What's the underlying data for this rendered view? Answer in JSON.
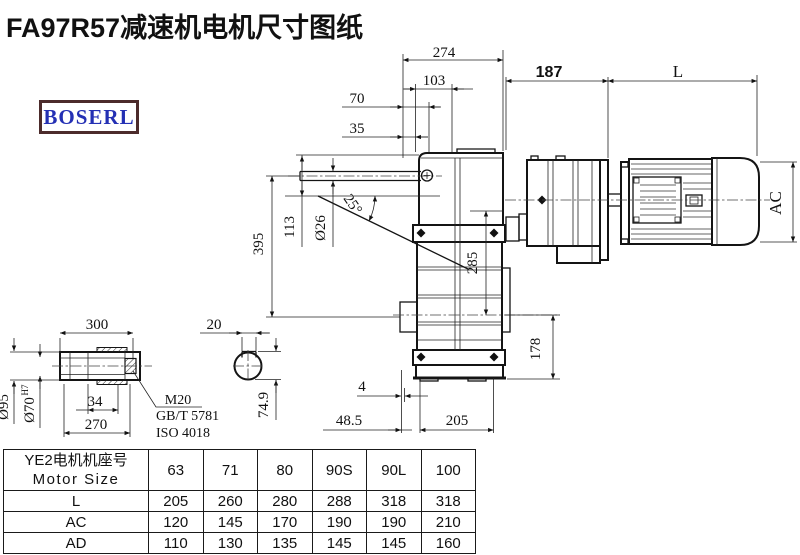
{
  "title": "FA97R57减速机电机尺寸图纸",
  "logo": "BOSERL",
  "drawing": {
    "dims": {
      "w274": "274",
      "w103": "103",
      "w70": "70",
      "w35": "35",
      "w187": "187",
      "wL": "L",
      "ac": "AC",
      "h395": "395",
      "h113": "113",
      "dia26": "Ø26",
      "ang25": "25°",
      "h285": "285",
      "h178": "178",
      "b4": "4",
      "b485": "48.5",
      "b205": "205"
    },
    "detail": {
      "len300": "300",
      "key20": "20",
      "dia95": "Ø95",
      "dia70": "Ø70",
      "sup": "H7",
      "len34": "34",
      "len270": "270",
      "m20": "M20",
      "gbt": "GB/T 5781",
      "iso": "ISO 4018",
      "h749": "74.9"
    }
  },
  "table": {
    "header_cn": "YE2电机机座号",
    "header_en": "Motor Size",
    "sizes": [
      "63",
      "71",
      "80",
      "90S",
      "90L",
      "100"
    ],
    "rows": [
      {
        "label": "L",
        "values": [
          "205",
          "260",
          "280",
          "288",
          "318",
          "318"
        ]
      },
      {
        "label": "AC",
        "values": [
          "120",
          "145",
          "170",
          "190",
          "190",
          "210"
        ]
      },
      {
        "label": "AD",
        "values": [
          "110",
          "130",
          "135",
          "145",
          "145",
          "160"
        ]
      }
    ]
  },
  "colors": {
    "line": "#141414",
    "logo_text": "#2430b4",
    "logo_border": "#4c2b2b"
  }
}
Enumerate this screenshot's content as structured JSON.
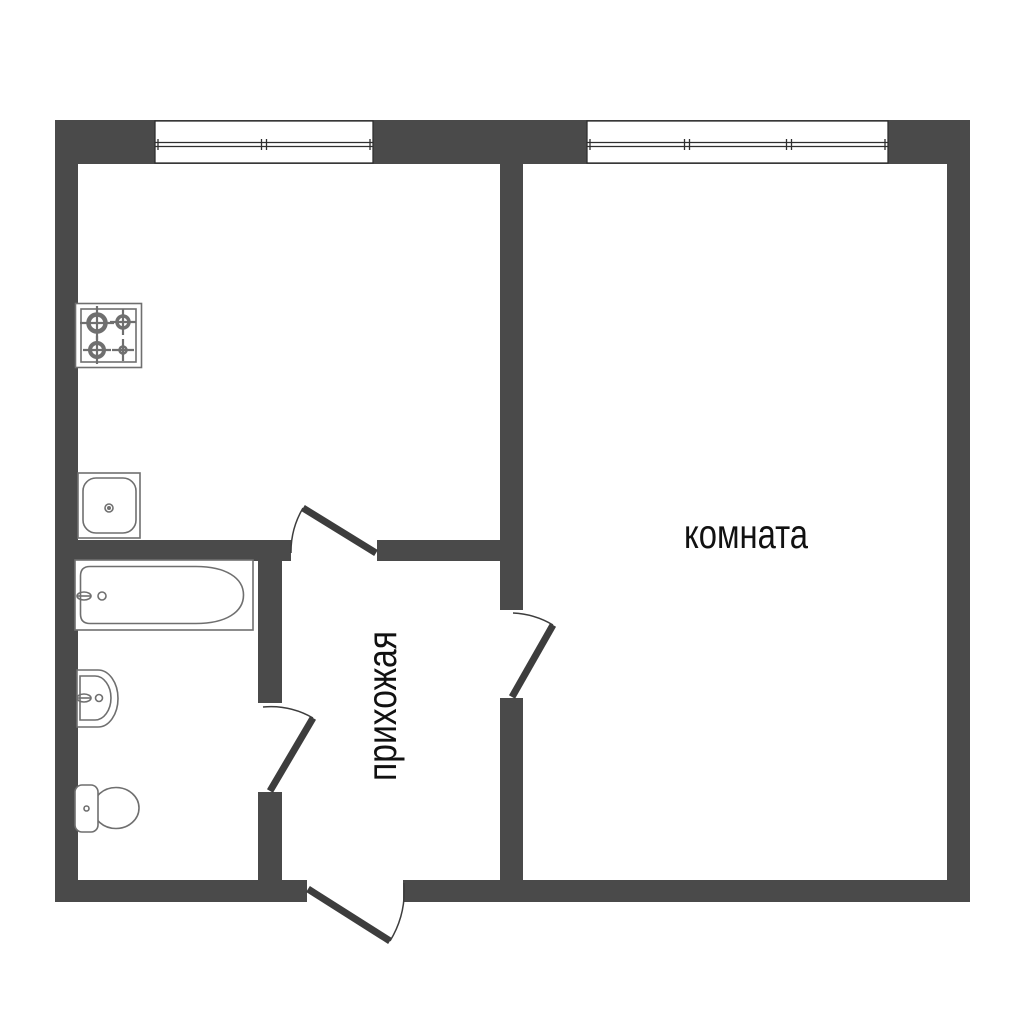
{
  "floor_plan": {
    "labels": {
      "room": "комната",
      "hallway": "прихожая"
    },
    "colors": {
      "background": "#ffffff",
      "wall": "#4a4a4a",
      "window_frame": "#2f2f2f",
      "door": "#3d3d3d",
      "fixture_outline": "#6f6f6f",
      "label_text": "#111111"
    },
    "windows": [
      {
        "name": "kitchen-window",
        "panes": 2
      },
      {
        "name": "room-window",
        "panes": 3
      }
    ],
    "doors": [
      {
        "name": "kitchen-door"
      },
      {
        "name": "bathroom-door"
      },
      {
        "name": "room-door"
      },
      {
        "name": "entrance-door"
      }
    ],
    "fixtures": [
      {
        "name": "stove",
        "burners": 4
      },
      {
        "name": "kitchen-sink"
      },
      {
        "name": "bathtub"
      },
      {
        "name": "washbasin"
      },
      {
        "name": "toilet"
      }
    ]
  }
}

§ WHAT YOU SHOULD DO: Without the pictures, reproduce every line of the records above exactly.

§ THE RESULT:
What's the underlying data for this rendered view? Answer in JSON.
{
  "title": "FA97R57减速机电机尺寸图纸",
  "logo": "BOSERL",
  "drawing": {
    "dims": {
      "w274": "274",
      "w103": "103",
      "w70": "70",
      "w35": "35",
      "w187": "187",
      "wL": "L",
      "ac": "AC",
      "h395": "395",
      "h113": "113",
      "dia26": "Ø26",
      "ang25": "25°",
      "h285": "285",
      "h178": "178",
      "b4": "4",
      "b485": "48.5",
      "b205": "205"
    },
    "detail": {
      "len300": "300",
      "key20": "20",
      "dia95": "Ø95",
      "dia70": "Ø70",
      "sup": "H7",
      "len34": "34",
      "len270": "270",
      "m20": "M20",
      "gbt": "GB/T 5781",
      "iso": "ISO 4018",
      "h749": "74.9"
    }
  },
  "table": {
    "header_cn": "YE2电机机座号",
    "header_en": "Motor Size",
    "sizes": [
      "63",
      "71",
      "80",
      "90S",
      "90L",
      "100"
    ],
    "rows": [
      {
        "label": "L",
        "values": [
          "205",
          "260",
          "280",
          "288",
          "318",
          "318"
        ]
      },
      {
        "label": "AC",
        "values": [
          "120",
          "145",
          "170",
          "190",
          "190",
          "210"
        ]
      },
      {
        "label": "AD",
        "values": [
          "110",
          "130",
          "135",
          "145",
          "145",
          "160"
        ]
      }
    ]
  },
  "colors": {
    "line": "#141414",
    "logo_text": "#2430b4",
    "logo_border": "#4c2b2b"
  }
}
Enumerate this screenshot's content as structured JSON.
{
  "floor_plan": {
    "labels": {
      "room": "комната",
      "hallway": "прихожая"
    },
    "colors": {
      "background": "#ffffff",
      "wall": "#4a4a4a",
      "window_frame": "#2f2f2f",
      "door": "#3d3d3d",
      "fixture_outline": "#6f6f6f",
      "label_text": "#111111"
    },
    "windows": [
      {
        "name": "kitchen-window",
        "panes": 2
      },
      {
        "name": "room-window",
        "panes": 3
      }
    ],
    "doors": [
      {
        "name": "kitchen-door"
      },
      {
        "name": "bathroom-door"
      },
      {
        "name": "room-door"
      },
      {
        "name": "entrance-door"
      }
    ],
    "fixtures": [
      {
        "name": "stove",
        "burners": 4
      },
      {
        "name": "kitchen-sink"
      },
      {
        "name": "bathtub"
      },
      {
        "name": "washbasin"
      },
      {
        "name": "toilet"
      }
    ]
  }
}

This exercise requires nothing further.